**What you need to do:** Below are the records; copy each line in them that holds the word "this".

[Entries taken from a collection]
** START **
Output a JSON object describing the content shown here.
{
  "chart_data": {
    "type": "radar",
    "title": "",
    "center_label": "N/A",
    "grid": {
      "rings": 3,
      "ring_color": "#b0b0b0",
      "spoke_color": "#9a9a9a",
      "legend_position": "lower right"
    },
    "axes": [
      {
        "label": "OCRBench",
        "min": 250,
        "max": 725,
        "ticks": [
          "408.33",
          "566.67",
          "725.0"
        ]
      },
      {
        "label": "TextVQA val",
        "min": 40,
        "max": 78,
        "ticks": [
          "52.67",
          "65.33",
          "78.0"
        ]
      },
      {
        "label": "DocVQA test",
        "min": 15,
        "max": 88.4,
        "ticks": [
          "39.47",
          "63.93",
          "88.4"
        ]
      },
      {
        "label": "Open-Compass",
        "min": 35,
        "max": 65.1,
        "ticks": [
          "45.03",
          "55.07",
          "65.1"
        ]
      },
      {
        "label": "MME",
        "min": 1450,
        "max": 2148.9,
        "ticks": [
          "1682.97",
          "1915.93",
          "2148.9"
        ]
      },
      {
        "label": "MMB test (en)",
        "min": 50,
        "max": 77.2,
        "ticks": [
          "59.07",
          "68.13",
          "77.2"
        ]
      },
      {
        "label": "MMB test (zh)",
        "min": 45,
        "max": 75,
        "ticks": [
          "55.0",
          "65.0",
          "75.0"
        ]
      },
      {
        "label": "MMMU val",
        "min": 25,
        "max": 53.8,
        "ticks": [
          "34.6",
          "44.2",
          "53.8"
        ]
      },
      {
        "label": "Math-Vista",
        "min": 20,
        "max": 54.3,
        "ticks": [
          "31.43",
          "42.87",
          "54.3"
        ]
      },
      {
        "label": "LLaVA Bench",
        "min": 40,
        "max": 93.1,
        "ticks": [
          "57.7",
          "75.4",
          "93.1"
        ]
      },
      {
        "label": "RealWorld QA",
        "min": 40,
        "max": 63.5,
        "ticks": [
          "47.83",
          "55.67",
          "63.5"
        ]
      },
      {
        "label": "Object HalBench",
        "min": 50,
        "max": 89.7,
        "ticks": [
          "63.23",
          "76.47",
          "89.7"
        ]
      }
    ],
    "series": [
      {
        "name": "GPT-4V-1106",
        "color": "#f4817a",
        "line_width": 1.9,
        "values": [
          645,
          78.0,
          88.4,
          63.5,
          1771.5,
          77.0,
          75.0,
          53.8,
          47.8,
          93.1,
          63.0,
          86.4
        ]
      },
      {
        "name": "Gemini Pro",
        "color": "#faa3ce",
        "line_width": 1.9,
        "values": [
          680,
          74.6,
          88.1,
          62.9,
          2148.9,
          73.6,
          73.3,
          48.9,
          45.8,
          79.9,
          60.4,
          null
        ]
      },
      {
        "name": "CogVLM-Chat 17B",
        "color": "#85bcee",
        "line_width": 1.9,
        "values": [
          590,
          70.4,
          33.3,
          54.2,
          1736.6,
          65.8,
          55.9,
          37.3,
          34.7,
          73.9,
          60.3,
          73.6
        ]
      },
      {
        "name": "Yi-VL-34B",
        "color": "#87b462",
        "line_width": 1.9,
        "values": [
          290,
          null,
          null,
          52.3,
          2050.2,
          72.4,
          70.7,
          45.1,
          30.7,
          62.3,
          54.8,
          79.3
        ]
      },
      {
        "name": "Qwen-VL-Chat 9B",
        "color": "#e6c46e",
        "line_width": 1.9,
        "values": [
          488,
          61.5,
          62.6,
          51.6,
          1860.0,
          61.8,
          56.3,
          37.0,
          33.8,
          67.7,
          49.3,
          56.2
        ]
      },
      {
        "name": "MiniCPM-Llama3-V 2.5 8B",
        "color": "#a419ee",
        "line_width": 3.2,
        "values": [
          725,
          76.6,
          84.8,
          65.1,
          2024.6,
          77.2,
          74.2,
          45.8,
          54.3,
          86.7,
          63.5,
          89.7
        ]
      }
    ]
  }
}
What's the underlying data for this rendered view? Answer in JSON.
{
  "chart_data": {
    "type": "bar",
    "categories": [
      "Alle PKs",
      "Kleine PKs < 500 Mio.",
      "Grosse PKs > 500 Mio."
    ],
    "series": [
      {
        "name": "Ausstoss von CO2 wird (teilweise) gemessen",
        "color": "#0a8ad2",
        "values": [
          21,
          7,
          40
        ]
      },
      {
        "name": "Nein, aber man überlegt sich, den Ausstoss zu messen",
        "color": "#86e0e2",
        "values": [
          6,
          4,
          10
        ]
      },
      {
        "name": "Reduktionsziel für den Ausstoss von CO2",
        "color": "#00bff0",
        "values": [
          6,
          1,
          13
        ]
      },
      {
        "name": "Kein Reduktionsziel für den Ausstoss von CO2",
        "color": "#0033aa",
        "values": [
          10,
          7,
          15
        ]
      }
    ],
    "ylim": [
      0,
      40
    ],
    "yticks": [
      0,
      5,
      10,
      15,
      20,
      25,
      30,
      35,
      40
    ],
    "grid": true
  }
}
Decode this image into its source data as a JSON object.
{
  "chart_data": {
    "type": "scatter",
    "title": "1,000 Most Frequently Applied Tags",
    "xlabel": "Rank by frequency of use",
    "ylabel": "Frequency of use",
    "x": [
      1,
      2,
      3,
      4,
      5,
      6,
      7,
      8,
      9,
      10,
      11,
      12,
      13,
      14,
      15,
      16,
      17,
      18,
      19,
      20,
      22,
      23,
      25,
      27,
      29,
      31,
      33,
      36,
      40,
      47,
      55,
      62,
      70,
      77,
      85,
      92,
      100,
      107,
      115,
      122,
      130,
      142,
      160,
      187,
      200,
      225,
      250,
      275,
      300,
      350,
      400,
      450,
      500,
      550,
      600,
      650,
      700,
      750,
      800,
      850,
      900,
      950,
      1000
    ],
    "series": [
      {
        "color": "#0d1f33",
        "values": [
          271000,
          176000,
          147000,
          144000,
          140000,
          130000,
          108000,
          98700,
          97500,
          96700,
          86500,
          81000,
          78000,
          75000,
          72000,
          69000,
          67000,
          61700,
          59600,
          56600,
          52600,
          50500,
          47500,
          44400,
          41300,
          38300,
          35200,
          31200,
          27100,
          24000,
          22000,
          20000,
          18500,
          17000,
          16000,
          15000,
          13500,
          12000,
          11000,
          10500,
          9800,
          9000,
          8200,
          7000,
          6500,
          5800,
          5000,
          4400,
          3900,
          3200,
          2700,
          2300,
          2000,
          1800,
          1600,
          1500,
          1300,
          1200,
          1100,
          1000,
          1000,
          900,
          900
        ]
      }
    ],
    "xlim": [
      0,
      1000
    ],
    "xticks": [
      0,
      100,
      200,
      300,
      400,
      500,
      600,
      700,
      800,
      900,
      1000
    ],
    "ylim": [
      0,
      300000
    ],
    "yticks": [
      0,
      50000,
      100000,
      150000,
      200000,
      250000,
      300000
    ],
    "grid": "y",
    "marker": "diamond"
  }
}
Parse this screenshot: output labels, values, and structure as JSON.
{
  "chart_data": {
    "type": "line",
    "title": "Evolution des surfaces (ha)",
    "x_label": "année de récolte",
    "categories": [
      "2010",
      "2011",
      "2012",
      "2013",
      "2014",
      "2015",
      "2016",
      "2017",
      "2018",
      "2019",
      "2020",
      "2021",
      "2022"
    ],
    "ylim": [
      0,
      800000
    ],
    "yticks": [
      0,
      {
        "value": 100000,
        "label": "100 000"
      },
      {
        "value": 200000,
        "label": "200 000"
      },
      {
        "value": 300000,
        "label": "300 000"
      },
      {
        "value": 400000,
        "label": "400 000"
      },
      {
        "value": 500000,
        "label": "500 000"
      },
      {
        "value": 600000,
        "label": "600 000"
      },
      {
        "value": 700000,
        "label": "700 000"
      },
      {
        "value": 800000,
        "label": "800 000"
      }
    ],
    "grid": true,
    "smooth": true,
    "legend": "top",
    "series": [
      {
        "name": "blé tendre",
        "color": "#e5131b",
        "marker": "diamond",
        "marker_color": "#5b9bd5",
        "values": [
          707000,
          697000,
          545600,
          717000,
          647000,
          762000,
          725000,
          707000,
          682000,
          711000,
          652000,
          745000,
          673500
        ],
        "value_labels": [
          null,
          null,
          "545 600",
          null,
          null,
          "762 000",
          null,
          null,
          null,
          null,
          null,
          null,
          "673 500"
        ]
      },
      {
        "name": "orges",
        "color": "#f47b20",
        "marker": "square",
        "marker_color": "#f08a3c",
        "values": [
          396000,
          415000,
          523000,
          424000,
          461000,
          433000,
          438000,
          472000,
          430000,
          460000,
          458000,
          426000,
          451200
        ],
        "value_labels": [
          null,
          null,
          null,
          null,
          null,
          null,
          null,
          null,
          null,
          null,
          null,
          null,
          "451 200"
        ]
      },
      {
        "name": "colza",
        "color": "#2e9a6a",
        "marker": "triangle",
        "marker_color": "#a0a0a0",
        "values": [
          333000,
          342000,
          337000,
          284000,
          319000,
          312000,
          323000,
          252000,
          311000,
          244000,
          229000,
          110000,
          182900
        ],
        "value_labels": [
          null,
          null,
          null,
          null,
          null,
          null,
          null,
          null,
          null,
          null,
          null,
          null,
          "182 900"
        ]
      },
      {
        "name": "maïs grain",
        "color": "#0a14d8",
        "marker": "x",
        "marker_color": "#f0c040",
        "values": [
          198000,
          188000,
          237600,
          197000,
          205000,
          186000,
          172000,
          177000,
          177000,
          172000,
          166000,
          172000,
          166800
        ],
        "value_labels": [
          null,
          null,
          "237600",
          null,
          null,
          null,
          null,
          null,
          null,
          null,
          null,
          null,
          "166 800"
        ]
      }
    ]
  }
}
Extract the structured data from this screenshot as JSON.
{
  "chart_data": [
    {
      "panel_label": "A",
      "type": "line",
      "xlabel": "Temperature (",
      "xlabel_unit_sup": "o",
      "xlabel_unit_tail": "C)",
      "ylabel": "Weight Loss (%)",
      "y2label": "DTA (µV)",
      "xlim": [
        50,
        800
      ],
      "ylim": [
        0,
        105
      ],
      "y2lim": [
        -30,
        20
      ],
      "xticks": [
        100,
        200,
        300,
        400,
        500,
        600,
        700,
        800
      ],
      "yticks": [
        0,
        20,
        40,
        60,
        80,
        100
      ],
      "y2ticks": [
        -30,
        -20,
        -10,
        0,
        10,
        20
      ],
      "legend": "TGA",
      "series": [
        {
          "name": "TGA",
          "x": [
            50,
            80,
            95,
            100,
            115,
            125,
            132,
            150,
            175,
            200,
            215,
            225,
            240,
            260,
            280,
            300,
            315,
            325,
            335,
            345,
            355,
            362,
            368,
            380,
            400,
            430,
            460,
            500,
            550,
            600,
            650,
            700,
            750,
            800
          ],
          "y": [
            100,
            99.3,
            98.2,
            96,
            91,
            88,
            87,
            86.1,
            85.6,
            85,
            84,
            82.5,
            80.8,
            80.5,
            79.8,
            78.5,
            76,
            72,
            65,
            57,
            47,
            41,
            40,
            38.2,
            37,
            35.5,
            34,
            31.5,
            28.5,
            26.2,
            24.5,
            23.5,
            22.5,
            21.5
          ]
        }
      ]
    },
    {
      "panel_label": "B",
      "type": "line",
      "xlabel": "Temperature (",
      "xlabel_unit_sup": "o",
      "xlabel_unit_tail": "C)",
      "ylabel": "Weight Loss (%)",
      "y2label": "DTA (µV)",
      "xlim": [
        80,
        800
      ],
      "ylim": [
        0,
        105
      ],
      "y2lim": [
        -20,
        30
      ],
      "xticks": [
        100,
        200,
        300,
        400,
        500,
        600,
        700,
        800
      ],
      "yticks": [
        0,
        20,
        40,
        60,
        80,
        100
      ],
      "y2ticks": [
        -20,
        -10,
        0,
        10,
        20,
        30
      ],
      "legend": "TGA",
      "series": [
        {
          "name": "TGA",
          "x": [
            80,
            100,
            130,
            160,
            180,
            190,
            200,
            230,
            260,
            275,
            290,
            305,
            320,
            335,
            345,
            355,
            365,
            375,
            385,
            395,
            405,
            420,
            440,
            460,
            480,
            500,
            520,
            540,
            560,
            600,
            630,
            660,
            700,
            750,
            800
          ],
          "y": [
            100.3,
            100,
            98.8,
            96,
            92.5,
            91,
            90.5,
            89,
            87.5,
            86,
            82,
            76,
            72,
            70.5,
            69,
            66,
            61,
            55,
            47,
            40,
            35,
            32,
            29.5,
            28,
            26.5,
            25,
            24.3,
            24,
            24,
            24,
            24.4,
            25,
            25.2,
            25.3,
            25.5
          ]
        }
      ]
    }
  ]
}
** END **
**Solution to the problem:**
What's the underlying data for this rendered view? Answer in JSON.
Decode this image into its source data as a JSON object.
Parse this screenshot: output labels, values, and structure as JSON.
Extract the structured data from this screenshot as JSON.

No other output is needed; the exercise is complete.